::: Raw data :::

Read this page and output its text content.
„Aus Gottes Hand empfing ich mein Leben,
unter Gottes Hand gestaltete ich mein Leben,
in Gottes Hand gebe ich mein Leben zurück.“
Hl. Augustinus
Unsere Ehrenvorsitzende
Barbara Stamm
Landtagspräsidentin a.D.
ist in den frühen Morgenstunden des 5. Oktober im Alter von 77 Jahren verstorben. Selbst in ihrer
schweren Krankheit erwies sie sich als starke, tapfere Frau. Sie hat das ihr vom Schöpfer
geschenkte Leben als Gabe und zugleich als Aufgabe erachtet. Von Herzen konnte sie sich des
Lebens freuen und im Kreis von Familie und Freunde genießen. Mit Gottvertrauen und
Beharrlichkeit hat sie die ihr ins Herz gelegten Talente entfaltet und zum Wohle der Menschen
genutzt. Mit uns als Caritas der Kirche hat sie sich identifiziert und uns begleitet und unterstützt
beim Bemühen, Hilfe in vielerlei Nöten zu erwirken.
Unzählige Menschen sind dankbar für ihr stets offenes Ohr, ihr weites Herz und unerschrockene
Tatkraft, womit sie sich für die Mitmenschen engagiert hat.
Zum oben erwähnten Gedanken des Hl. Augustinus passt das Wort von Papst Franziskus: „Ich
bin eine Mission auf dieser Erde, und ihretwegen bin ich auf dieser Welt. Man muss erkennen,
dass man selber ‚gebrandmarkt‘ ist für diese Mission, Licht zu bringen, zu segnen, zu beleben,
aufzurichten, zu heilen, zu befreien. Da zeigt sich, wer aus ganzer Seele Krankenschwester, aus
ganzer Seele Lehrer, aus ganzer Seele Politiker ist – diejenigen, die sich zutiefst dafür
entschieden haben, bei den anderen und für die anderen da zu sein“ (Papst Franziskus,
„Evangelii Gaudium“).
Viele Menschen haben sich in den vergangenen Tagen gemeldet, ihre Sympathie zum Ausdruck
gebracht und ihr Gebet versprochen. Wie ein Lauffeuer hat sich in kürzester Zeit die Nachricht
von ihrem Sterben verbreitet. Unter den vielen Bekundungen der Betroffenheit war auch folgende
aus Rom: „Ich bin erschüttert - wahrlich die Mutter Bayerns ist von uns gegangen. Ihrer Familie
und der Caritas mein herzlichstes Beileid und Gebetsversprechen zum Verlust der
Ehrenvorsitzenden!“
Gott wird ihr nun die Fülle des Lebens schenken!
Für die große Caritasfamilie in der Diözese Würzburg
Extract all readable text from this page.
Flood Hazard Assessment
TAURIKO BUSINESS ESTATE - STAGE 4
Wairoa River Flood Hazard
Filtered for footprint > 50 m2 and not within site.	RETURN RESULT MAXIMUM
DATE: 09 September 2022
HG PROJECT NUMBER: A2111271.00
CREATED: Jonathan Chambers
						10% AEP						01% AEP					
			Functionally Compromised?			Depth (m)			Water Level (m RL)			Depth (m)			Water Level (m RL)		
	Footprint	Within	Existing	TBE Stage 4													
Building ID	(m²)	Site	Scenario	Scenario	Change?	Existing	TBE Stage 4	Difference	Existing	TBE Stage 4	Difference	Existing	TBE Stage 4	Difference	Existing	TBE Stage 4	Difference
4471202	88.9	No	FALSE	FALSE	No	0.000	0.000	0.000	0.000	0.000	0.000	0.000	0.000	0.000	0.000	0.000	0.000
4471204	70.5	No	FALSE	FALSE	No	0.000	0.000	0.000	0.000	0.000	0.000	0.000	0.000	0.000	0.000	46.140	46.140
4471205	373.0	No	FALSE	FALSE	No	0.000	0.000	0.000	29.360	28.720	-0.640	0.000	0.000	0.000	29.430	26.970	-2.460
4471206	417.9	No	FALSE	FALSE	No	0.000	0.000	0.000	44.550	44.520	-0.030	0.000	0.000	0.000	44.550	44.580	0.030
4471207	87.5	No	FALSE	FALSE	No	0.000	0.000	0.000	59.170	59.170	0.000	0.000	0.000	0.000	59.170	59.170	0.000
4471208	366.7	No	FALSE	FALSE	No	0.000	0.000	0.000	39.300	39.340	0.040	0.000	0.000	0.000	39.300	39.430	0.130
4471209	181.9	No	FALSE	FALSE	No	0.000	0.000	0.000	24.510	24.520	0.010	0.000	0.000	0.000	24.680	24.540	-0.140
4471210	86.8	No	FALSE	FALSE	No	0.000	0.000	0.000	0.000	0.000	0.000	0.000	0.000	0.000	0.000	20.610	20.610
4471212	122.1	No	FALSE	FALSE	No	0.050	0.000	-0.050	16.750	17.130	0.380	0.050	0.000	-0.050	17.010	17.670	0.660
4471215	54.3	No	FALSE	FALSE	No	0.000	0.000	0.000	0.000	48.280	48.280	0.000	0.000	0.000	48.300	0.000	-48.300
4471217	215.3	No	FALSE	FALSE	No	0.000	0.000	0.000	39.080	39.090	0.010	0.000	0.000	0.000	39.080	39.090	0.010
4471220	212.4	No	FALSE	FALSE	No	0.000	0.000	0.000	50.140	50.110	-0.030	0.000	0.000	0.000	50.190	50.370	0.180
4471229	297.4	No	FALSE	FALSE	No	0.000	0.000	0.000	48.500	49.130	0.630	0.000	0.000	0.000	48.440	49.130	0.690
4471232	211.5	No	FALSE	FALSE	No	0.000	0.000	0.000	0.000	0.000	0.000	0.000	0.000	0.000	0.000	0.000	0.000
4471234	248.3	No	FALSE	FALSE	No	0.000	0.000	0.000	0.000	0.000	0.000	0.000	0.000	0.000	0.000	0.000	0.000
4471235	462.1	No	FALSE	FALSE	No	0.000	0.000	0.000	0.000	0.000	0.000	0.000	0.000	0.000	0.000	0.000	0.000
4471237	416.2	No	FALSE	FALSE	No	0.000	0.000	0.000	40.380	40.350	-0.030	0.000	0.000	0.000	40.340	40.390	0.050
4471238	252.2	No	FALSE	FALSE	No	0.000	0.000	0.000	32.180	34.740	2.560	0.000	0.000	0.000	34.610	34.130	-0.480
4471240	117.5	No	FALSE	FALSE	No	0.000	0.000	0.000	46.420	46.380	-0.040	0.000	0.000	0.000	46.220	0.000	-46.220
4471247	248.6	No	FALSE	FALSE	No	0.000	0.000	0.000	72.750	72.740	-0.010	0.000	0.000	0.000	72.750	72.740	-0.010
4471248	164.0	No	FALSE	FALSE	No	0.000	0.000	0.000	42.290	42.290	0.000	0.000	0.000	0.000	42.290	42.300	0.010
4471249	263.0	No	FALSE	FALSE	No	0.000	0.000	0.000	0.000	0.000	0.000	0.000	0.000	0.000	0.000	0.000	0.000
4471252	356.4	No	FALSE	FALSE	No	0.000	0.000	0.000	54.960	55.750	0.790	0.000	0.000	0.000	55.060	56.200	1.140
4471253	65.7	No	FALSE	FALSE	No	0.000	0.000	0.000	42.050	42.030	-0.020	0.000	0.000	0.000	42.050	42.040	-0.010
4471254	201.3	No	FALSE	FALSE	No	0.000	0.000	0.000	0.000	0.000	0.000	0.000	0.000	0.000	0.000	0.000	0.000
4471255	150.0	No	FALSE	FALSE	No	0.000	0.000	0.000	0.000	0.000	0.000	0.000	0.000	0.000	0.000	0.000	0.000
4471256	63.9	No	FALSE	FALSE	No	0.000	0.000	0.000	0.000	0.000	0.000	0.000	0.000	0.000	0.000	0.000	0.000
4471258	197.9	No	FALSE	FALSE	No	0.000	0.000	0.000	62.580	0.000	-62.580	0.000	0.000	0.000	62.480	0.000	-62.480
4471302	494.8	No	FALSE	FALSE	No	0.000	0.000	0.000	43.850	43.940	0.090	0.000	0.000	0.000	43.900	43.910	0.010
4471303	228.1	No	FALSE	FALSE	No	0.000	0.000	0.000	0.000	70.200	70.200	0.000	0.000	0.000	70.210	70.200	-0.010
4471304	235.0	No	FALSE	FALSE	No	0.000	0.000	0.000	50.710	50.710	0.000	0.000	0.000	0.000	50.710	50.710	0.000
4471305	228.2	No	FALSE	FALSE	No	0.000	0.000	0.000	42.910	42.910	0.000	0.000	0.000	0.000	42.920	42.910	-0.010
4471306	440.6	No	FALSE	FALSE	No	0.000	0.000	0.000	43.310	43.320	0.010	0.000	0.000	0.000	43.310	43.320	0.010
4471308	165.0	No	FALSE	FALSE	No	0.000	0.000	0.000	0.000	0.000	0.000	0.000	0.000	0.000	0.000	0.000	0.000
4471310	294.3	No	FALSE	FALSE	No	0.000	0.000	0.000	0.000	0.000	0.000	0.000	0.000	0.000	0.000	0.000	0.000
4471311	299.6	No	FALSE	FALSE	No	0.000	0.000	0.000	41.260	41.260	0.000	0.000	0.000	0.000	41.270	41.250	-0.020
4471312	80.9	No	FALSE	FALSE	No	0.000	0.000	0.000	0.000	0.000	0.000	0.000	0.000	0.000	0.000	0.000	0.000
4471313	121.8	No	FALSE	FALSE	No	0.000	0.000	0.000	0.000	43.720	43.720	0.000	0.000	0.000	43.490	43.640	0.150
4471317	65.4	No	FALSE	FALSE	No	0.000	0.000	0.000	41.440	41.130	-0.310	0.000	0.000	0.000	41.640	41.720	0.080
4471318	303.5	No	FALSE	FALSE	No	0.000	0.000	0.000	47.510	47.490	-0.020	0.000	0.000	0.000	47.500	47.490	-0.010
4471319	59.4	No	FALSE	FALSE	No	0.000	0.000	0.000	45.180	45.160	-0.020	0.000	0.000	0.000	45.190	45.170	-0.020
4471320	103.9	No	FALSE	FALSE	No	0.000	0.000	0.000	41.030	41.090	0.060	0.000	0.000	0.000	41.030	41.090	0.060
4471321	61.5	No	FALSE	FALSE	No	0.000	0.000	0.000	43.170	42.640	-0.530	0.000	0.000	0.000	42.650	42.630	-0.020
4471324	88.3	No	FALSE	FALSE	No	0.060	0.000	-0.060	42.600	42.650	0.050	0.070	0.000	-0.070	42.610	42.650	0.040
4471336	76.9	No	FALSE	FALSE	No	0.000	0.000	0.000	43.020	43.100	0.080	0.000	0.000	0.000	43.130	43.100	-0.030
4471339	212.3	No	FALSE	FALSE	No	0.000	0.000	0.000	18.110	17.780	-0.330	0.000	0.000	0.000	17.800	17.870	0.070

:::

Set problem
Gather up the lines that contain the word "Flood".

Complete response
Flood Hazard Assessment
Wairoa River Flood Hazard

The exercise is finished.